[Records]
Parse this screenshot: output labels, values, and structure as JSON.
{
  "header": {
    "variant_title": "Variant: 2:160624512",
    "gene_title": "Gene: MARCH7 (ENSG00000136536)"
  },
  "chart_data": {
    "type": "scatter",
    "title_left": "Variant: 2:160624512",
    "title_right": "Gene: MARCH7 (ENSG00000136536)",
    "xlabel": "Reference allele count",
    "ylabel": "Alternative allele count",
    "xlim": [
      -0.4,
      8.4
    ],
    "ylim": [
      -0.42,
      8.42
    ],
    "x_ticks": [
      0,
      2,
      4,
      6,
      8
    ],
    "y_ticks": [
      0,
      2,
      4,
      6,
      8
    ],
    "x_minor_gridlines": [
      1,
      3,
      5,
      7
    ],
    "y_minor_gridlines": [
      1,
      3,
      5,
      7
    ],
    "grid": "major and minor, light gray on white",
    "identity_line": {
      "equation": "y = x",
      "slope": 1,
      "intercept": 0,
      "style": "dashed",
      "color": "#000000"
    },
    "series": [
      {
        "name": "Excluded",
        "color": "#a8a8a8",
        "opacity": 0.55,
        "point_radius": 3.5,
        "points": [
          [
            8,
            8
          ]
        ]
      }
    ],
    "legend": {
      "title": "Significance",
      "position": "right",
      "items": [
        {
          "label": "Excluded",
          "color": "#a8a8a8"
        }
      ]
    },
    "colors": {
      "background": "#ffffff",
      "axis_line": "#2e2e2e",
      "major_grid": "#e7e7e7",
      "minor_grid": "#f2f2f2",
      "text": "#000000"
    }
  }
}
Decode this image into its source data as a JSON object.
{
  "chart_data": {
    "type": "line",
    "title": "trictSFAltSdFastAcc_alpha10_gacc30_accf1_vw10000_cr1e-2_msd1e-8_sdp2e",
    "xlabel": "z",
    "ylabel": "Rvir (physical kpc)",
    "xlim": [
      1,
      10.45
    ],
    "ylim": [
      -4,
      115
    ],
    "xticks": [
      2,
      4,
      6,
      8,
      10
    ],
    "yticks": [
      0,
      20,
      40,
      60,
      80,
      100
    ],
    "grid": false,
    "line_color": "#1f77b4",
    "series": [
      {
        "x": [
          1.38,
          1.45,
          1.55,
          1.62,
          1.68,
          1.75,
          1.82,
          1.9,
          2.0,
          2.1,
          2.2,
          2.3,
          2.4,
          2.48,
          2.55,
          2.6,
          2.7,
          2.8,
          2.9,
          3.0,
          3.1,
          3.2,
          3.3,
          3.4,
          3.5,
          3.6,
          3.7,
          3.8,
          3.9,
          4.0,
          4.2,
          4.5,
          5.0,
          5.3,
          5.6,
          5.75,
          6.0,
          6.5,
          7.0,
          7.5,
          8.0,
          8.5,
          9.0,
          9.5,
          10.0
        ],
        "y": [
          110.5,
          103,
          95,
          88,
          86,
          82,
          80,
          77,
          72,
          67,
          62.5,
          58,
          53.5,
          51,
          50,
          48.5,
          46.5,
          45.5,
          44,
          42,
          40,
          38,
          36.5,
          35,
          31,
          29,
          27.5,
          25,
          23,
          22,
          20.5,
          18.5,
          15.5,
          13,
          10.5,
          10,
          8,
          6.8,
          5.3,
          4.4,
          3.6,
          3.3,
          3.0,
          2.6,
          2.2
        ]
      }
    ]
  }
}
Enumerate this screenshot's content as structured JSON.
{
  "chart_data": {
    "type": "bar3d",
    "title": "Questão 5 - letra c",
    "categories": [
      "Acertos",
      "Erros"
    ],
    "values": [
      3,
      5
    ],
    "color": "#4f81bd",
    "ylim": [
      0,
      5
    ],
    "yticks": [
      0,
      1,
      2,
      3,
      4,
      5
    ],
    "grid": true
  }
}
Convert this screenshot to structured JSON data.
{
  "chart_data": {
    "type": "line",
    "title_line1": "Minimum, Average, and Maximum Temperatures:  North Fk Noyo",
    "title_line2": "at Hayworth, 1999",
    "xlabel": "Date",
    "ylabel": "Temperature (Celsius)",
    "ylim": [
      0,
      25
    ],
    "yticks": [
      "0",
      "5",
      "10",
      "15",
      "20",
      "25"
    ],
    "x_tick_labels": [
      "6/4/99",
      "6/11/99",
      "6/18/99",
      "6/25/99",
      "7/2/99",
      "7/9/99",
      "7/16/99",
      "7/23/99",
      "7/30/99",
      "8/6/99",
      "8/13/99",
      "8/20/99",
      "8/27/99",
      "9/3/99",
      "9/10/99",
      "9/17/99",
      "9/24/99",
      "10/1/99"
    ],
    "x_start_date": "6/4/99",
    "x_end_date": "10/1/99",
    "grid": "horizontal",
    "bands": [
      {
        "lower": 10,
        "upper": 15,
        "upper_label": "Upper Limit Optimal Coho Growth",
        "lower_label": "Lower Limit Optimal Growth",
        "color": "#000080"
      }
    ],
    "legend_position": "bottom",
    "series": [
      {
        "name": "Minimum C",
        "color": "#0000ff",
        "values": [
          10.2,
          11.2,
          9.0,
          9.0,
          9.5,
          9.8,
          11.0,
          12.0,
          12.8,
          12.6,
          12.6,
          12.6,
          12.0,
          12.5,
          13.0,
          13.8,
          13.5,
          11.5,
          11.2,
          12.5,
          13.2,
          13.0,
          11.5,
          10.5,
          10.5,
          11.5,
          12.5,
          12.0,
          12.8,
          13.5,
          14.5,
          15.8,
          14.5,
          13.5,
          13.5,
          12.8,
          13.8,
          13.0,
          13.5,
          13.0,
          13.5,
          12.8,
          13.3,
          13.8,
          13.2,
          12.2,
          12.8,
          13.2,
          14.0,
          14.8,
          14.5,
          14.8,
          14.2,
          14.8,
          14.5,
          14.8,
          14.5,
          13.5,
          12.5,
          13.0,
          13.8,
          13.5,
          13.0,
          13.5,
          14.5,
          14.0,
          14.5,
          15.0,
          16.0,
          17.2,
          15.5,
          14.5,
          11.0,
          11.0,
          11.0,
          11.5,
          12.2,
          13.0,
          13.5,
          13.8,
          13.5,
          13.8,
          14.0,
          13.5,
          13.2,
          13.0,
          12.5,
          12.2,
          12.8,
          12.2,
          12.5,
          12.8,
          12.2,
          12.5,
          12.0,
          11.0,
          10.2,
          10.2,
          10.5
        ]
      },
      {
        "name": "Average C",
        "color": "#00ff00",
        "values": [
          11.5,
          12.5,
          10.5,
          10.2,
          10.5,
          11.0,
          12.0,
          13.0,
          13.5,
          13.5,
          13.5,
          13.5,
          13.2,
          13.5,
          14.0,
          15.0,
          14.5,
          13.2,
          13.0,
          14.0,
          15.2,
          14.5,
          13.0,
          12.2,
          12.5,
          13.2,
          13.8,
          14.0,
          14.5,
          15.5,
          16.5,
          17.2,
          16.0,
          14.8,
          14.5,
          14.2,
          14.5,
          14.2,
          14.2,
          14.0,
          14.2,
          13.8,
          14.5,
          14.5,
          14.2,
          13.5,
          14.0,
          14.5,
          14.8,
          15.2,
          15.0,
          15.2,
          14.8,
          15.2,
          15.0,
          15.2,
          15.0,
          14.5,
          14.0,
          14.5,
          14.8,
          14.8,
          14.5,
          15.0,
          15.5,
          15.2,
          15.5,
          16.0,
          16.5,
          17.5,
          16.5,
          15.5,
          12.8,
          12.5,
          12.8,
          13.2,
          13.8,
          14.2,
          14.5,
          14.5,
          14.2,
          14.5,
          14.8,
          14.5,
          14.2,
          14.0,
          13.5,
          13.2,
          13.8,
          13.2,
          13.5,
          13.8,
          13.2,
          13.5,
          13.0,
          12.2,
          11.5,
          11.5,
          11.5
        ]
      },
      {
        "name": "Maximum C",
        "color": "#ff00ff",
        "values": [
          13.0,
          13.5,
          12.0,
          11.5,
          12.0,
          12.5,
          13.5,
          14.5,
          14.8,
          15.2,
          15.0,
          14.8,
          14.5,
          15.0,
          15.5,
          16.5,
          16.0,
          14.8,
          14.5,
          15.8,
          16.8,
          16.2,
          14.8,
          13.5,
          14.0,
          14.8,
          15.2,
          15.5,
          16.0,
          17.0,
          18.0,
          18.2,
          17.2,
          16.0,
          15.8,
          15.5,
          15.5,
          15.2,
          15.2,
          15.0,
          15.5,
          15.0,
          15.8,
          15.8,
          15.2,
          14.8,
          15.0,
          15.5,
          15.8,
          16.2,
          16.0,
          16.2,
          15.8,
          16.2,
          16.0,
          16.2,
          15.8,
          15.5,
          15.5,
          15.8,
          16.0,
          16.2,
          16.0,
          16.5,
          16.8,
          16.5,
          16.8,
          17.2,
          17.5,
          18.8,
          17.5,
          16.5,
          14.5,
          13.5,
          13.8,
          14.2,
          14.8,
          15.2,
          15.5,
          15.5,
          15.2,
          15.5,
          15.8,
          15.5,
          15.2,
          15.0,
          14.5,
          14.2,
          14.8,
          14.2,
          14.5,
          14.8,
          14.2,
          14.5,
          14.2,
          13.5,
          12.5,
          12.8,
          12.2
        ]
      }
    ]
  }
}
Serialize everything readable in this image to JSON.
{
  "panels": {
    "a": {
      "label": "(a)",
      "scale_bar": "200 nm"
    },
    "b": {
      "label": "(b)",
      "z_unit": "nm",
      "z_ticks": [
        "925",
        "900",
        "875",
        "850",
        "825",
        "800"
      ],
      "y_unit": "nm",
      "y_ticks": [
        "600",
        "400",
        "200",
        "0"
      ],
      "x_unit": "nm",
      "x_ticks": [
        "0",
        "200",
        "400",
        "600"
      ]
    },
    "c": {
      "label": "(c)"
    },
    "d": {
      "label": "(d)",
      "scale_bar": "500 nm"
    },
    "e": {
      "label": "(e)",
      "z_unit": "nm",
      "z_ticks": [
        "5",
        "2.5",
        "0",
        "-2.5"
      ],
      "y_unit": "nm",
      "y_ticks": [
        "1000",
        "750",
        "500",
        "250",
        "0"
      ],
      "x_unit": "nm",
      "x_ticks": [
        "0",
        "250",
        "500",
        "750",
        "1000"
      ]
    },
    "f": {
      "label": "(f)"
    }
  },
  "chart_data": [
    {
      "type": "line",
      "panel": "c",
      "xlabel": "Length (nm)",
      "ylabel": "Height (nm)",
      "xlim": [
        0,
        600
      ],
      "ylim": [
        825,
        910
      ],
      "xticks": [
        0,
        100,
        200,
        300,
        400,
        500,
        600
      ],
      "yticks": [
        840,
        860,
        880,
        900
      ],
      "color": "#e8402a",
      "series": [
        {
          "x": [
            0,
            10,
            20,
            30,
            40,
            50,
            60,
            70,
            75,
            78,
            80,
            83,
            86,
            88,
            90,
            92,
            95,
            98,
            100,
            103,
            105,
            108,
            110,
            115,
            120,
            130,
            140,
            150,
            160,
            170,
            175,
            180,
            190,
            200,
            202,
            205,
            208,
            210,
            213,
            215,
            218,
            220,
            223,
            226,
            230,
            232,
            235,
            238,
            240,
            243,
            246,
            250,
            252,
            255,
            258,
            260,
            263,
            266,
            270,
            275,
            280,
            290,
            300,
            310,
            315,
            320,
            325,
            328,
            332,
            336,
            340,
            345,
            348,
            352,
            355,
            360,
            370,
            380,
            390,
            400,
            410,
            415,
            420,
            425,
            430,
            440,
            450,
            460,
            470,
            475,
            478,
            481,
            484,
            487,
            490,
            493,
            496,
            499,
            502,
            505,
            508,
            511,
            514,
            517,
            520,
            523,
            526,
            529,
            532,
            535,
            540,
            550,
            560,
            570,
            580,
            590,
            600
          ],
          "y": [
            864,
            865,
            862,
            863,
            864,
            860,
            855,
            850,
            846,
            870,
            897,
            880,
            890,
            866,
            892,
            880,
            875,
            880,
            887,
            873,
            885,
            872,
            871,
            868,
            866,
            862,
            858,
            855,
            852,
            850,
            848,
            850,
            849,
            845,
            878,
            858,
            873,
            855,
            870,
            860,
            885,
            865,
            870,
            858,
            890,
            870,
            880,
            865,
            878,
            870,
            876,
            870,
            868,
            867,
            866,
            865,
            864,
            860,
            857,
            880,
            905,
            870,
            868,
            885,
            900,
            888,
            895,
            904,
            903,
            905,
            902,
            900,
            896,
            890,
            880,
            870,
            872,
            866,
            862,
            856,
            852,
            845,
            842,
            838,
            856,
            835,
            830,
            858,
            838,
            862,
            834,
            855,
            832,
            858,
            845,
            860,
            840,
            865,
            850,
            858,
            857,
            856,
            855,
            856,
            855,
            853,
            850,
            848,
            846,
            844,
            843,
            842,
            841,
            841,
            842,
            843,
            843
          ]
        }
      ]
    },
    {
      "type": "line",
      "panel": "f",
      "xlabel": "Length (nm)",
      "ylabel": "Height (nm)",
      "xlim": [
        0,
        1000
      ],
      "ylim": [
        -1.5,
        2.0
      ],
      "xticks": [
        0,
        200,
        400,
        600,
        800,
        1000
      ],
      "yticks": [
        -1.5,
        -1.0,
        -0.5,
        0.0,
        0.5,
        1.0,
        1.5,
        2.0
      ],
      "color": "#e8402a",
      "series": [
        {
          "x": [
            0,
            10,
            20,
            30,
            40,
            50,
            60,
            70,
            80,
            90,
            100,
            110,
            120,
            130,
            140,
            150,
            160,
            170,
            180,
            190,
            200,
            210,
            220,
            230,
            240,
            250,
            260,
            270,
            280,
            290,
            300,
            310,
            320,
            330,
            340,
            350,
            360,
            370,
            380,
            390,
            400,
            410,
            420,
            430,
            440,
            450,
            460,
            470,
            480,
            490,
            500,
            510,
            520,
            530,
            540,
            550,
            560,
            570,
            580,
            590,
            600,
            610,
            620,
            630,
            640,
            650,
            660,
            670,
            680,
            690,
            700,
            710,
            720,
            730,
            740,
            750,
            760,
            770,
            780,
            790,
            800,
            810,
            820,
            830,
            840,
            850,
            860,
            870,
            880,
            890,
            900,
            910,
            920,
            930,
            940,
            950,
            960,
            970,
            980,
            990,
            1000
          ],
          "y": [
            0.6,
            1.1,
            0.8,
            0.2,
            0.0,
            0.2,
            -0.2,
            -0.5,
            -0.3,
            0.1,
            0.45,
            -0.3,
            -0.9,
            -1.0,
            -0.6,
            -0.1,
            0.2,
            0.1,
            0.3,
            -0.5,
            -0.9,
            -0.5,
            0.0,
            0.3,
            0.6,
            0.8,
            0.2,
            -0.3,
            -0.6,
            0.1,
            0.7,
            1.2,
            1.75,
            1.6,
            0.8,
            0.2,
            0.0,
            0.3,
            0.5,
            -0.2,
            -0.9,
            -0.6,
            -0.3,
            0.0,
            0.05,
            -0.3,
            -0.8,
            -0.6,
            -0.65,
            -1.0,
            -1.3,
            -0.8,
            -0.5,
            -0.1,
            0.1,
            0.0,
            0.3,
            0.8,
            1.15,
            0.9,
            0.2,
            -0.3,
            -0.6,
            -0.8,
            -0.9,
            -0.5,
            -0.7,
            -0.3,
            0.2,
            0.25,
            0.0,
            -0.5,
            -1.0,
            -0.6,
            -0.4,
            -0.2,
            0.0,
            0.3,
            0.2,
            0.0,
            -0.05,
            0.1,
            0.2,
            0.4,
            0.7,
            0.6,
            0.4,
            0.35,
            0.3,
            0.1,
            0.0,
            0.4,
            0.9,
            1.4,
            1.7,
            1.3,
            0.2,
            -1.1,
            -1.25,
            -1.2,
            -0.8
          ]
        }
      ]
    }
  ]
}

**The exercise:** Copy every line in the entries above that has the string "Growth" in it.

**Reply to the exercise:**
        "upper_label": "Upper Limit Optimal Coho Growth",
        "lower_label": "Lower Limit Optimal Growth",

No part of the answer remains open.